**DATASET RECORDS:**
▶

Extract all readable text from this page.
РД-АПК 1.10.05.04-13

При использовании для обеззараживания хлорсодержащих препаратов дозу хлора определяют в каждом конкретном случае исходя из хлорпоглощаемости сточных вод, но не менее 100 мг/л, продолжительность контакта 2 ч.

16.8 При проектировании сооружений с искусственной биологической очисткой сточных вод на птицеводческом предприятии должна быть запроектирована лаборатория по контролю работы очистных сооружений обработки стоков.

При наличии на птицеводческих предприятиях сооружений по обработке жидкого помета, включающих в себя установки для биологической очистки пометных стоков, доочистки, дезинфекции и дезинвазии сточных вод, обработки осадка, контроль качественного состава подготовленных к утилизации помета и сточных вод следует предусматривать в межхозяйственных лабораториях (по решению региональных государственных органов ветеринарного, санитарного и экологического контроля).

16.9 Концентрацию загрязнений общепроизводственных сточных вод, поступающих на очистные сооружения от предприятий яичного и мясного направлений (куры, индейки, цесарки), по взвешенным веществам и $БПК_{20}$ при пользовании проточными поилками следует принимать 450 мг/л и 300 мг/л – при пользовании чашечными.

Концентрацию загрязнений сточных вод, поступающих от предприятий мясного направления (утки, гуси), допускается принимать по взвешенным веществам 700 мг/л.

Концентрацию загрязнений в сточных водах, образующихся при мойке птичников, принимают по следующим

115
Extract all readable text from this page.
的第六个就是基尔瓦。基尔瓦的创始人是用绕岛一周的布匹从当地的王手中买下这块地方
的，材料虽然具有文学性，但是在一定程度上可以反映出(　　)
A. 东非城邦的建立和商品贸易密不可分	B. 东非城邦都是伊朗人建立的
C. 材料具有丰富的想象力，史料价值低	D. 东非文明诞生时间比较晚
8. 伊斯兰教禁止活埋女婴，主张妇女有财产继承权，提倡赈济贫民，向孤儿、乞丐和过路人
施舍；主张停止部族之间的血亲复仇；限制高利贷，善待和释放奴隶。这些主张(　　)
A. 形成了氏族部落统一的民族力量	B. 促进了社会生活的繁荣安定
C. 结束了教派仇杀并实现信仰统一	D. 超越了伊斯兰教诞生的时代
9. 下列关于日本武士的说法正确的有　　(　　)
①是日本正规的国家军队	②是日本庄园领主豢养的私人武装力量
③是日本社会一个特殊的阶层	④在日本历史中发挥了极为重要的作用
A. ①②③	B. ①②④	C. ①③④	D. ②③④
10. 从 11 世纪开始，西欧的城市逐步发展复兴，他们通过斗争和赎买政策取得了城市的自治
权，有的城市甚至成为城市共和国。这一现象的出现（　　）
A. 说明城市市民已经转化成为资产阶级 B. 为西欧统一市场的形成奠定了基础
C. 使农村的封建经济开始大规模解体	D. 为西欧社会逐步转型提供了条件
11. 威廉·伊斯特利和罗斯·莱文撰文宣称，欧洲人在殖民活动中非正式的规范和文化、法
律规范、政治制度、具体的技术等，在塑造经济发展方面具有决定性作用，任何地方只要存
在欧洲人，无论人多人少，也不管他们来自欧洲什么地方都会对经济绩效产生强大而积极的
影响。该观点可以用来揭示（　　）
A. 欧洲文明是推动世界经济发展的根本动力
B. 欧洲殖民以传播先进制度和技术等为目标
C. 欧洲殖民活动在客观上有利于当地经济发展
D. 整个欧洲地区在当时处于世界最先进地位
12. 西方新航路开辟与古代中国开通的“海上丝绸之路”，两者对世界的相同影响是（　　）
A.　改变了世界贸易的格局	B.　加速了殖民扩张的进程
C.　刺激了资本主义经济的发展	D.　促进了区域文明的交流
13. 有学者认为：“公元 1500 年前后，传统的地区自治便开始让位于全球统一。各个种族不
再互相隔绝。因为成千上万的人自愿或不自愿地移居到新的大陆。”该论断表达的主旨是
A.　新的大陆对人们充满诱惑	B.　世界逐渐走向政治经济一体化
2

◀

**REQUIREMENTS:** Extract the full listing above without alteration.

**RESULT:**
Extract all readable text from this page.
РД-АПК 1.10.05.04-13

При использовании для обеззараживания хлорсодержащих препаратов дозу хлора определяют в каждом конкретном случае исходя из хлорпоглощаемости сточных вод, но не менее 100 мг/л, продолжительность контакта 2 ч.

16.8 При проектировании сооружений с искусственной биологической очисткой сточных вод на птицеводческом предприятии должна быть запроектирована лаборатория по контролю работы очистных сооружений обработки стоков.

При наличии на птицеводческих предприятиях сооружений по обработке жидкого помета, включающих в себя установки для биологической очистки пометных стоков, доочистки, дезинфекции и дезинвазии сточных вод, обработки осадка, контроль качественного состава подготовленных к утилизации помета и сточных вод следует предусматривать в межхозяйственных лабораториях (по решению региональных государственных органов ветеринарного, санитарного и экологического контроля).

16.9 Концентрацию загрязнений общепроизводственных сточных вод, поступающих на очистные сооружения от предприятий яичного и мясного направлений (куры, индейки, цесарки), по взвешенным веществам и $БПК_{20}$ при пользовании проточными поилками следует принимать 450 мг/л и 300 мг/л – при пользовании чашечными.

Концентрацию загрязнений сточных вод, поступающих от предприятий мясного направления (утки, гуси), допускается принимать по взвешенным веществам 700 мг/л.

Концентрацию загрязнений в сточных водах, образующихся при мойке птичников, принимают по следующим

115
Extract all readable text from this page.
的第六个就是基尔瓦。基尔瓦的创始人是用绕岛一周的布匹从当地的王手中买下这块地方
的，材料虽然具有文学性，但是在一定程度上可以反映出(　　)
A. 东非城邦的建立和商品贸易密不可分	B. 东非城邦都是伊朗人建立的
C. 材料具有丰富的想象力，史料价值低	D. 东非文明诞生时间比较晚
8. 伊斯兰教禁止活埋女婴，主张妇女有财产继承权，提倡赈济贫民，向孤儿、乞丐和过路人
施舍；主张停止部族之间的血亲复仇；限制高利贷，善待和释放奴隶。这些主张(　　)
A. 形成了氏族部落统一的民族力量	B. 促进了社会生活的繁荣安定
C. 结束了教派仇杀并实现信仰统一	D. 超越了伊斯兰教诞生的时代
9. 下列关于日本武士的说法正确的有　　(　　)
①是日本正规的国家军队	②是日本庄园领主豢养的私人武装力量
③是日本社会一个特殊的阶层	④在日本历史中发挥了极为重要的作用
A. ①②③	B. ①②④	C. ①③④	D. ②③④
10. 从 11 世纪开始，西欧的城市逐步发展复兴，他们通过斗争和赎买政策取得了城市的自治
权，有的城市甚至成为城市共和国。这一现象的出现（　　）
A. 说明城市市民已经转化成为资产阶级 B. 为西欧统一市场的形成奠定了基础
C. 使农村的封建经济开始大规模解体	D. 为西欧社会逐步转型提供了条件
11. 威廉·伊斯特利和罗斯·莱文撰文宣称，欧洲人在殖民活动中非正式的规范和文化、法
律规范、政治制度、具体的技术等，在塑造经济发展方面具有决定性作用，任何地方只要存
在欧洲人，无论人多人少，也不管他们来自欧洲什么地方都会对经济绩效产生强大而积极的
影响。该观点可以用来揭示（　　）
A. 欧洲文明是推动世界经济发展的根本动力
B. 欧洲殖民以传播先进制度和技术等为目标
C. 欧洲殖民活动在客观上有利于当地经济发展
D. 整个欧洲地区在当时处于世界最先进地位
12. 西方新航路开辟与古代中国开通的“海上丝绸之路”，两者对世界的相同影响是（　　）
A.　改变了世界贸易的格局	B.　加速了殖民扩张的进程
C.　刺激了资本主义经济的发展	D.　促进了区域文明的交流
13. 有学者认为：“公元 1500 年前后，传统的地区自治便开始让位于全球统一。各个种族不
再互相隔绝。因为成千上万的人自愿或不自愿地移居到新的大陆。”该论断表达的主旨是
A.　新的大陆对人们充满诱惑	B.　世界逐渐走向政治经济一体化
2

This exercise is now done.